TASK GOAL: Check each line below for the word "JSON", and copy those that have it.

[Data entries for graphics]

____________

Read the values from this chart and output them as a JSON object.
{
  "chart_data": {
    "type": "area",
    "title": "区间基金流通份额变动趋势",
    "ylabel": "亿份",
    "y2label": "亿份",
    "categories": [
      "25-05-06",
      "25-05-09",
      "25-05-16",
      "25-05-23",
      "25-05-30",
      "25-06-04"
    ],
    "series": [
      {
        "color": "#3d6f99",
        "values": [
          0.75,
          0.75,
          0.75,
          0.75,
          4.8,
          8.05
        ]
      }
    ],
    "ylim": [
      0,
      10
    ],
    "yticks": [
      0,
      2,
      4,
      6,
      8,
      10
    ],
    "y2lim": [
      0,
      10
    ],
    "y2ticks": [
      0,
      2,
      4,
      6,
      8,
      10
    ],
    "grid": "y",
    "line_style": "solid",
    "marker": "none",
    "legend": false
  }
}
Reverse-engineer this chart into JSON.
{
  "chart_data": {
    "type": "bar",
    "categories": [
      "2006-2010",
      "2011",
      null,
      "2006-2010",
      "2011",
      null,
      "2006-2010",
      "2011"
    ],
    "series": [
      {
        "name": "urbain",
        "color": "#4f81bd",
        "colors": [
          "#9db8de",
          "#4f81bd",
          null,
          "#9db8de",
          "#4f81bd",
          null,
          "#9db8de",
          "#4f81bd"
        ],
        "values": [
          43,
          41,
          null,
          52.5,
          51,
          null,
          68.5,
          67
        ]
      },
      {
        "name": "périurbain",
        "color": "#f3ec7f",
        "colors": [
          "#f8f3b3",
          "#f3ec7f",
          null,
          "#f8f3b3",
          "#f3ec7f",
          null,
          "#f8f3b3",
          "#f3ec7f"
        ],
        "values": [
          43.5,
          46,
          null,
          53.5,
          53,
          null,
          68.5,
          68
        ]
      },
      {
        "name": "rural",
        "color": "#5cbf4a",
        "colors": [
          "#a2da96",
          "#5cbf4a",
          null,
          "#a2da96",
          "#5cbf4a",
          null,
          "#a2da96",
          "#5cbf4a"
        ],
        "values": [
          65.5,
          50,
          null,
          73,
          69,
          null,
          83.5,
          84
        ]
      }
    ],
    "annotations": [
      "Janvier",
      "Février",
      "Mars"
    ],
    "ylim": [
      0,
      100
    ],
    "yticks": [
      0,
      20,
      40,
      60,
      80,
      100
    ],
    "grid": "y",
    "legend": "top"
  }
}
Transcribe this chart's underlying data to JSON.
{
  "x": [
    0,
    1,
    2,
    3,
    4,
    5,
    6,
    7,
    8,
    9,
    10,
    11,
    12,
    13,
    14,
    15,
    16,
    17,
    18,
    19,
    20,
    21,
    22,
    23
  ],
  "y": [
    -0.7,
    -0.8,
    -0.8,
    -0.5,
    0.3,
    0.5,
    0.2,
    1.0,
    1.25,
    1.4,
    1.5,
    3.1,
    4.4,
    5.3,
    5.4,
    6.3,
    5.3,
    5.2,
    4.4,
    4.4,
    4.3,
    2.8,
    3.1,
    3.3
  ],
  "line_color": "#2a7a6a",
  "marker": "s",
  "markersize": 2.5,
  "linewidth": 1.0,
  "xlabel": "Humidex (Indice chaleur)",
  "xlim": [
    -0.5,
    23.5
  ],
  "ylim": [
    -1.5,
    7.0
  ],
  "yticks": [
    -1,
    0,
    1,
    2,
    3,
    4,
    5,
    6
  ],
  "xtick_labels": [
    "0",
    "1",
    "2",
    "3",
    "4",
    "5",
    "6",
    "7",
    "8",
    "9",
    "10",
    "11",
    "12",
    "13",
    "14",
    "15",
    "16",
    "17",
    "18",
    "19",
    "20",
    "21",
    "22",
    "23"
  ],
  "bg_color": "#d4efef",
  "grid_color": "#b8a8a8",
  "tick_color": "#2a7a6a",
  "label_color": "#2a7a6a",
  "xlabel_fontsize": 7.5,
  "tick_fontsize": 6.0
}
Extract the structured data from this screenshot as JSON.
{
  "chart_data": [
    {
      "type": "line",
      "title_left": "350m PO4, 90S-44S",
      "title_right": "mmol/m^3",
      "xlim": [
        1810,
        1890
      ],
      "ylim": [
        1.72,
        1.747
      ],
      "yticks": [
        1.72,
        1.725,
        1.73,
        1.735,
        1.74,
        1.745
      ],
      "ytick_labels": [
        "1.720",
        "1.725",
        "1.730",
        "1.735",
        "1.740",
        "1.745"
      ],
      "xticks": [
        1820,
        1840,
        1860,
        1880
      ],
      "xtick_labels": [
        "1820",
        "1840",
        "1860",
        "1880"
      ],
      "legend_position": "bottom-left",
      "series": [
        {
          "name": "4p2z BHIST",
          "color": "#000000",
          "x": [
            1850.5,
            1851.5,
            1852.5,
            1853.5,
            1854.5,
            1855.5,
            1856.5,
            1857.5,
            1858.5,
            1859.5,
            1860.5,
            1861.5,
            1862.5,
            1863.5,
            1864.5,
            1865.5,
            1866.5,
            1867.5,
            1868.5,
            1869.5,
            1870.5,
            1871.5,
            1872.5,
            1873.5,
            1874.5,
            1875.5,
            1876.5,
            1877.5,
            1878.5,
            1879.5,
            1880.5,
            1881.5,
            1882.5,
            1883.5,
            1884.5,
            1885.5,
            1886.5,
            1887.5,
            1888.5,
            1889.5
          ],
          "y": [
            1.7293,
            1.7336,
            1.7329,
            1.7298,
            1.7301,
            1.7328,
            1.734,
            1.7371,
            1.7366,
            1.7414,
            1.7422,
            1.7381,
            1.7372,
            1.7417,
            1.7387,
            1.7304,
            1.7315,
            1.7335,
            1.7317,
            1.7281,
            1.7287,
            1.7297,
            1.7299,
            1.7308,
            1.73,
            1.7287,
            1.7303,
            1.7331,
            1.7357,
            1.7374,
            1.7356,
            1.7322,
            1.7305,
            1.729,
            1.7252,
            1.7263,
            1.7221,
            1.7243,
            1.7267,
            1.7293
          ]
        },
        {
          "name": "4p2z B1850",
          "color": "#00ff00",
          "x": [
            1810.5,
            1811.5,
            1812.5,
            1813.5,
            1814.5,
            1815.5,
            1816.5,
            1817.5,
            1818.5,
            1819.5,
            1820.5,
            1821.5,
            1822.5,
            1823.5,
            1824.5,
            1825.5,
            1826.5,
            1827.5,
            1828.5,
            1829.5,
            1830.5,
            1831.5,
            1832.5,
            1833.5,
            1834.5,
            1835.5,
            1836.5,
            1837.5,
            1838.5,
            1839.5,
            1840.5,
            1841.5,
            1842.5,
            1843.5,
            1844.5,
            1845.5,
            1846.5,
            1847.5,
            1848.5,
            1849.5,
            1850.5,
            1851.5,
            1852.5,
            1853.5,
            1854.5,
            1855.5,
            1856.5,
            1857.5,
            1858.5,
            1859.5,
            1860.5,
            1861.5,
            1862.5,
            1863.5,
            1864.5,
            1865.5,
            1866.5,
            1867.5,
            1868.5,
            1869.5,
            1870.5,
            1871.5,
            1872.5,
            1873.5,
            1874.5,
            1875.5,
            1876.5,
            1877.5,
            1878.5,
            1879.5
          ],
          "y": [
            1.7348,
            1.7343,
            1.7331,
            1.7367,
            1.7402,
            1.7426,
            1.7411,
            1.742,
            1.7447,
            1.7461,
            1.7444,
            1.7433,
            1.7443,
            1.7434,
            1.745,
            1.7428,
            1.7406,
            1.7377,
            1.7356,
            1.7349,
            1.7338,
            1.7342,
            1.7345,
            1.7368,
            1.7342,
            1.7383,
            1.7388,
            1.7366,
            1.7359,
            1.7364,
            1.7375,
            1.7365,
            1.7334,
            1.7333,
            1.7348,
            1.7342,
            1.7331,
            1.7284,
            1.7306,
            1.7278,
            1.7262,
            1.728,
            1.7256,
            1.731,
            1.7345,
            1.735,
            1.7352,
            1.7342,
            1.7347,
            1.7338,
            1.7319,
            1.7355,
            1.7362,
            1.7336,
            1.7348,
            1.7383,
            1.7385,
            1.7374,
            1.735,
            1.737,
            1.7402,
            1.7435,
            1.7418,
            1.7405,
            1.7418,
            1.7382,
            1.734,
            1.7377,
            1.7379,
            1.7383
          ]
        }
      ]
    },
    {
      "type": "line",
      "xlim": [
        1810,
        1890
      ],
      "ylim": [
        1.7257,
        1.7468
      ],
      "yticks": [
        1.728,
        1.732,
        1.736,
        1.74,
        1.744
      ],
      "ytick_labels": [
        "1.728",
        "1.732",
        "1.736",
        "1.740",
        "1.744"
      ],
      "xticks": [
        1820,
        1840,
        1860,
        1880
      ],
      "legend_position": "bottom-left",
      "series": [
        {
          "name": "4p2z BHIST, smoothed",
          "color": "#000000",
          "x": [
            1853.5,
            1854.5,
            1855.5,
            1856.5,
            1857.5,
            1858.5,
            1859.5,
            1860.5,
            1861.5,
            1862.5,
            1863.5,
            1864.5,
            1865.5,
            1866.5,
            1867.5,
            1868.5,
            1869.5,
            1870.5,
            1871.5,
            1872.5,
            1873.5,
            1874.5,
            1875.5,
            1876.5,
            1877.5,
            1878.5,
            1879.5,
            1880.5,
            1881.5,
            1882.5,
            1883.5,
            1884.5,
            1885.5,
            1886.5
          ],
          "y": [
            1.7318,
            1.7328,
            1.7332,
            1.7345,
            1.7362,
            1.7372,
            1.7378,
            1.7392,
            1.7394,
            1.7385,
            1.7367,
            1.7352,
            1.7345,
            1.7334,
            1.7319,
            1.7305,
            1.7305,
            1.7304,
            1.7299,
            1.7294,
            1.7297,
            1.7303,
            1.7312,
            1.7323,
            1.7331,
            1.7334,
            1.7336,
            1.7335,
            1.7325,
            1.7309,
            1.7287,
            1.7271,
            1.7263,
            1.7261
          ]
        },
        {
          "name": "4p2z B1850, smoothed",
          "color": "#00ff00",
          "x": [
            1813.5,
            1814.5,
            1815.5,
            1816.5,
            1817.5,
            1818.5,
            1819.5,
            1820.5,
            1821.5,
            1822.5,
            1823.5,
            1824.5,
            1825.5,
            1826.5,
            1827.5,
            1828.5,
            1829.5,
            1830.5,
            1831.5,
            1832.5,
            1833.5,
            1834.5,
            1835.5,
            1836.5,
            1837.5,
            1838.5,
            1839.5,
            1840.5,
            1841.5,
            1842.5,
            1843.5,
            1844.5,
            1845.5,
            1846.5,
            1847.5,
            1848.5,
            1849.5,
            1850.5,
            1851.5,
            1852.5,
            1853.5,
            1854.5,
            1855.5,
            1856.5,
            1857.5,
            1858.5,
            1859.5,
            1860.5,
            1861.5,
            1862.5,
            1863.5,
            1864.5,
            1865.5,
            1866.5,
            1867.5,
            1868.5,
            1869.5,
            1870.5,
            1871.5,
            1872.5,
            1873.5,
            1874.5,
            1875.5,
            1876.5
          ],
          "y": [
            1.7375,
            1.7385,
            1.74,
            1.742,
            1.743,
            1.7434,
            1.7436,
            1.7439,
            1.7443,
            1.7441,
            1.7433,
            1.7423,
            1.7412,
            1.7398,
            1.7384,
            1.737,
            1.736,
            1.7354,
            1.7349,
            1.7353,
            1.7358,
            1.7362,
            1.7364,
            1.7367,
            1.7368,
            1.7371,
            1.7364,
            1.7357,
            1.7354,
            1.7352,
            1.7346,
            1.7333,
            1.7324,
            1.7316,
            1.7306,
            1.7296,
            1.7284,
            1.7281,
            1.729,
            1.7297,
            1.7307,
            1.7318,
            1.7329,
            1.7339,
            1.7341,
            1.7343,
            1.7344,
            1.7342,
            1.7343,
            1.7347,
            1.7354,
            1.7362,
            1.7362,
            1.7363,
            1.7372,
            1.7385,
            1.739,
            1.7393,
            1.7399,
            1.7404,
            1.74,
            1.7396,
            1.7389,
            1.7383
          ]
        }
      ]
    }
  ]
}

____________

WRITTEN RESPONSE:
Read the values from this chart and output them as a JSON object.
Reverse-engineer this chart into JSON.
Transcribe this chart's underlying data to JSON.
Extract the structured data from this screenshot as JSON.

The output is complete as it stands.